(Exercise brief):
From the listing below, select every line where the word "宗申动力" appears.

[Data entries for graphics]
※ ※ ※
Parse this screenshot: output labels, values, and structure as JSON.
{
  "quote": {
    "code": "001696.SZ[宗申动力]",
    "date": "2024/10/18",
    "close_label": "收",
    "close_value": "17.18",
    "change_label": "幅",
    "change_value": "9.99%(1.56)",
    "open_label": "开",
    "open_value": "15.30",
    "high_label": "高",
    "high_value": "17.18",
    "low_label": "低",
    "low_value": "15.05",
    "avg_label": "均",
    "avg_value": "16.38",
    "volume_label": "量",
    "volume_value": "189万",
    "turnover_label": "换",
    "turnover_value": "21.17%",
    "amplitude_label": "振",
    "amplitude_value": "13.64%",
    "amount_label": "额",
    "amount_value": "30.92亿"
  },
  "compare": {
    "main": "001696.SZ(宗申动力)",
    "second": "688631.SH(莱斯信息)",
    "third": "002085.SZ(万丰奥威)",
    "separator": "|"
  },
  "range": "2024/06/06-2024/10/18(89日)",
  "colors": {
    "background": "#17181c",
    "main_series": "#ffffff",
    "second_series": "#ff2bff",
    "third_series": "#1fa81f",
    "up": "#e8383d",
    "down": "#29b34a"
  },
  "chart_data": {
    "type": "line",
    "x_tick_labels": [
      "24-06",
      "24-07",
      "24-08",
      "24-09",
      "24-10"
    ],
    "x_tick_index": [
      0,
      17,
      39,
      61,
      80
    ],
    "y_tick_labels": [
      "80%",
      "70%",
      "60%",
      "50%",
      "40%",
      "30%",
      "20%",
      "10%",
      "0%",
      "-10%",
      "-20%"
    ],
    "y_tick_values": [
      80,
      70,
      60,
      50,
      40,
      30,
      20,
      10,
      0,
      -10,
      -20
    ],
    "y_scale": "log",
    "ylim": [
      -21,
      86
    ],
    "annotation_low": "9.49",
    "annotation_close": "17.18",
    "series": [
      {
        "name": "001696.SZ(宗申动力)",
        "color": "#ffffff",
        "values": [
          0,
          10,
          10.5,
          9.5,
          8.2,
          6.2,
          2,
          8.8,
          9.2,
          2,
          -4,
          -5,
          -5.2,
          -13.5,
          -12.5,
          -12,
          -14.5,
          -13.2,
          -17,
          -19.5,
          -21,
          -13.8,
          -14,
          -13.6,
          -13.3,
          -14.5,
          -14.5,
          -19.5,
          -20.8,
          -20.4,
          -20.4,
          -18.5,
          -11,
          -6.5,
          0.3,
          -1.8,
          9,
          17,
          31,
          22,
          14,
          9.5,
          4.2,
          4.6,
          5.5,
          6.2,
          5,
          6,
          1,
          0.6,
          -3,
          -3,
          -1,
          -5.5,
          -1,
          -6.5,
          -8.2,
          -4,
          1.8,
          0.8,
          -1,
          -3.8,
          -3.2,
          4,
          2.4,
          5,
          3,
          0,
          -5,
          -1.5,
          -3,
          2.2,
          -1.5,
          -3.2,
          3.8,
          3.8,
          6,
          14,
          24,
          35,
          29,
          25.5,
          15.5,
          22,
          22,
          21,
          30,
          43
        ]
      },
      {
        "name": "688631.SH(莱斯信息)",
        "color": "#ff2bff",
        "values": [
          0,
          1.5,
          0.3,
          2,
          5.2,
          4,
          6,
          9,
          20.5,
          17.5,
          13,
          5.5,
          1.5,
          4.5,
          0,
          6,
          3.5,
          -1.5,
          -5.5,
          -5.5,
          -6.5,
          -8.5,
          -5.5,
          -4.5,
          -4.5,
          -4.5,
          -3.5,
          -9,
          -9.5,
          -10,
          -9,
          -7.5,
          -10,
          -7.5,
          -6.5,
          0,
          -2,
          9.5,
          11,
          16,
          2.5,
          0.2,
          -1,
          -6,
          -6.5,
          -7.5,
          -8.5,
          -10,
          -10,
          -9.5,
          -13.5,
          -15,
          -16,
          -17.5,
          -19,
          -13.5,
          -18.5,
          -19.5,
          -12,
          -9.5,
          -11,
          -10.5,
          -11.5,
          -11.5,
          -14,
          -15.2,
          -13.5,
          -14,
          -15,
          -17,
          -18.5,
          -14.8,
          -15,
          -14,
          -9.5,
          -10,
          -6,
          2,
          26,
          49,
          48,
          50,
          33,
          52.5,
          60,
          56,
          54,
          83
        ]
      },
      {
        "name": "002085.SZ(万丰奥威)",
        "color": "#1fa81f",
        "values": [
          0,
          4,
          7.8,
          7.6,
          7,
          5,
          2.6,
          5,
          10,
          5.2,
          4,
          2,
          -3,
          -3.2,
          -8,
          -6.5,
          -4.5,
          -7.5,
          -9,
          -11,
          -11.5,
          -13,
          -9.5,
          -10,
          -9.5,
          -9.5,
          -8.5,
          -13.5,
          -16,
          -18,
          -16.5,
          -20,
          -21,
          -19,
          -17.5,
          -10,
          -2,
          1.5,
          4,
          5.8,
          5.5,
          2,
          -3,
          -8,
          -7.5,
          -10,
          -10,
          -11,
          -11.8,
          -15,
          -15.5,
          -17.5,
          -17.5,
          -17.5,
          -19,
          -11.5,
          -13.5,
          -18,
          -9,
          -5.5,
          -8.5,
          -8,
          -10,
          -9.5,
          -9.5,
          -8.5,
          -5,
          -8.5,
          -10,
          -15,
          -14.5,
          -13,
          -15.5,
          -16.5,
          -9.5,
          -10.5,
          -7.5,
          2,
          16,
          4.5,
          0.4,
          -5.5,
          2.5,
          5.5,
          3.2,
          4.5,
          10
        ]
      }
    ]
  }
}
※ ※ ※
(Final answer):
    "code": "001696.SZ[宗申动力]",
    "main": "001696.SZ(宗申动力)",
        "name": "001696.SZ(宗申动力)",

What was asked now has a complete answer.